**Items from a data source**
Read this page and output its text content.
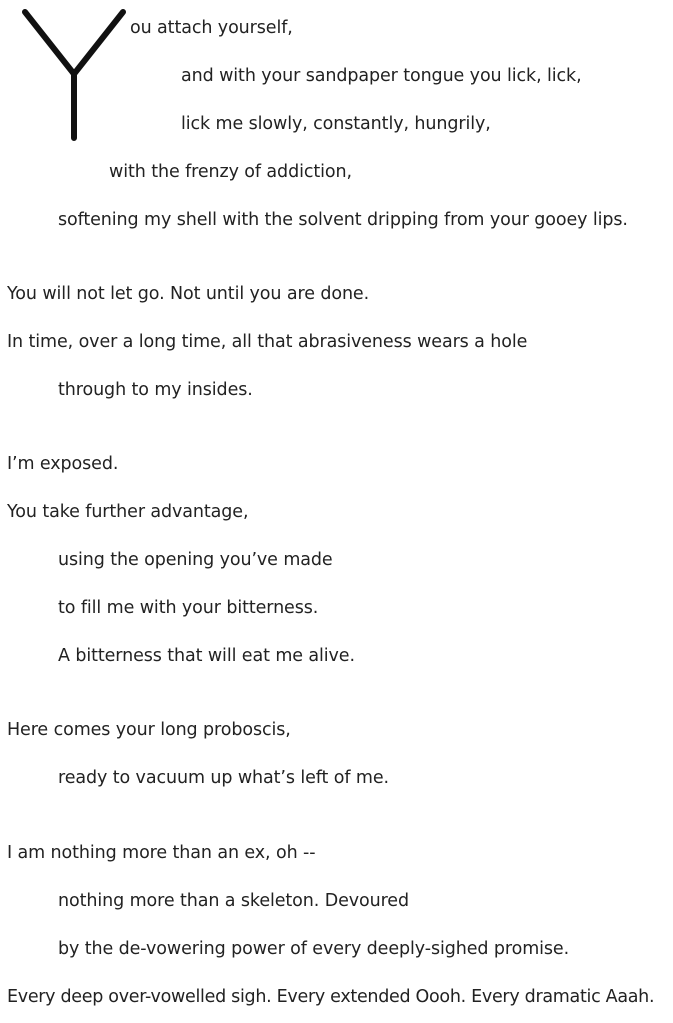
ou attach yourself,
and with your sandpaper tongue you lick, lick,
lick me slowly, constantly, hungrily,
with the frenzy of addiction,
softening my shell with the solvent dripping from your gooey lips.
You will not let go. Not until you are done.
In time, over a long time, all that abrasiveness wears a hole
through to my insides.
I’m exposed.
You take further advantage,
using the opening you’ve made
to fill me with your bitterness.
A bitterness that will eat me alive.
Here comes your long proboscis,
ready to vacuum up what’s left of me.
I am nothing more than an ex, oh --
nothing more than a skeleton. Devoured
by the de-vowering power of every deeply-sighed promise.
Every deep over-vowelled sigh. Every extended Oooh. Every dramatic Aaah.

**WRITTEN PROBLEM**
Scan the listing above and copy all lines containing the word "more".

**RESULT OF THE EXERCISE**
I am nothing more than an ex, oh --
nothing more than a skeleton. Devoured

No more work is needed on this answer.